◆ What to produce ◆
Only lines holding the word "профессора" should be copied from the material.

◆ Record extracts ◆
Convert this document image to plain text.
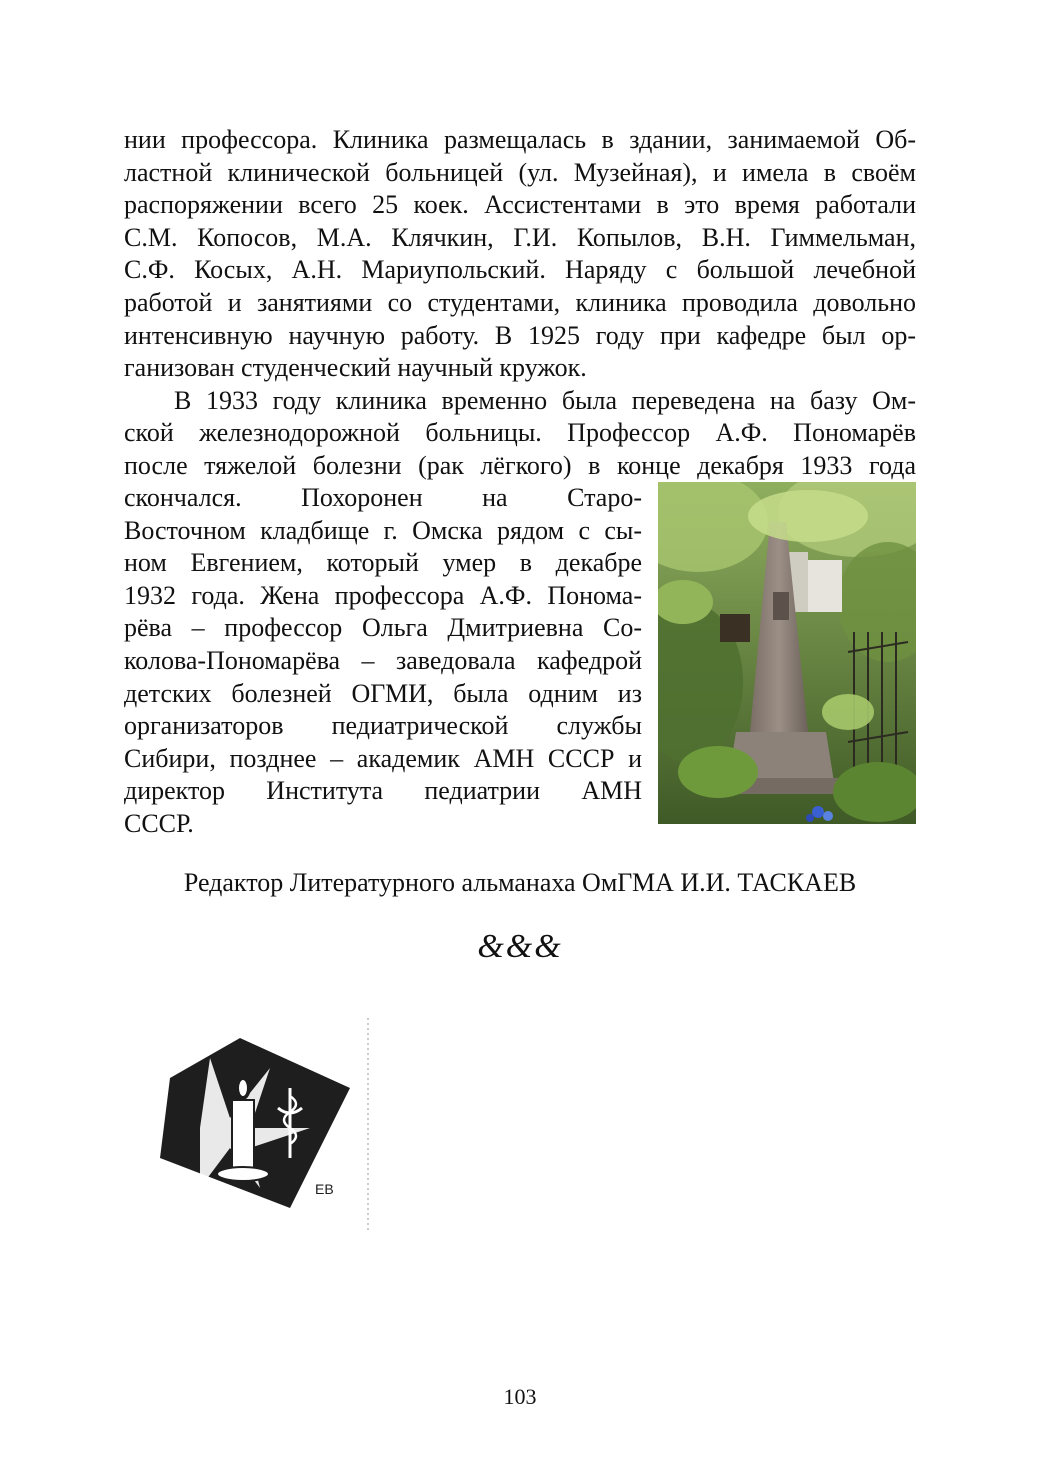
нии профессора. Клиника размещалась в здании, занимаемой Об-
ластной клинической больницей (ул. Музейная), и имела в своём
распоряжении всего 25 коек. Ассистентами в это время работали
С.М. Копосов, М.А. Клячкин, Г.И. Копылов, В.Н. Гиммельман,
С.Ф. Косых, А.Н. Мариупольский. Наряду с большой лечебной
работой и занятиями со студентами, клиника проводила довольно
интенсивную научную работу. В 1925 году при кафедре был ор-
ганизован студенческий научный кружок.

В 1933 году клиника временно была переведена на базу Ом-
ской железнодорожной больницы. Профессор А.Ф. Пономарёв
после тяжелой болезни (рак лёгкого) в конце декабря 1933 года

скончался. Похоронен на Старо-
Восточном кладбище г. Омска рядом с сы-
ном Евгением, который умер в декабре
1932 года. Жена профессора А.Ф. Понома-
рёва – профессор Ольга Дмитриевна Со-
колова-Пономарёва – заведовала кафедрой
детских болезней ОГМИ, была одним из
организаторов педиатрической службы
Сибири, позднее – академик АМН СССР и
директор Института педиатрии АМН
СССР.
Редактор Литературного альманаха ОмГМА И.И. ТАСКАЕВ
&&&
ЕВ
103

◆ Full output ◆
нии профессора. Клиника размещалась в здании, занимаемой Об-
1932 года. Жена профессора А.Ф. Понома-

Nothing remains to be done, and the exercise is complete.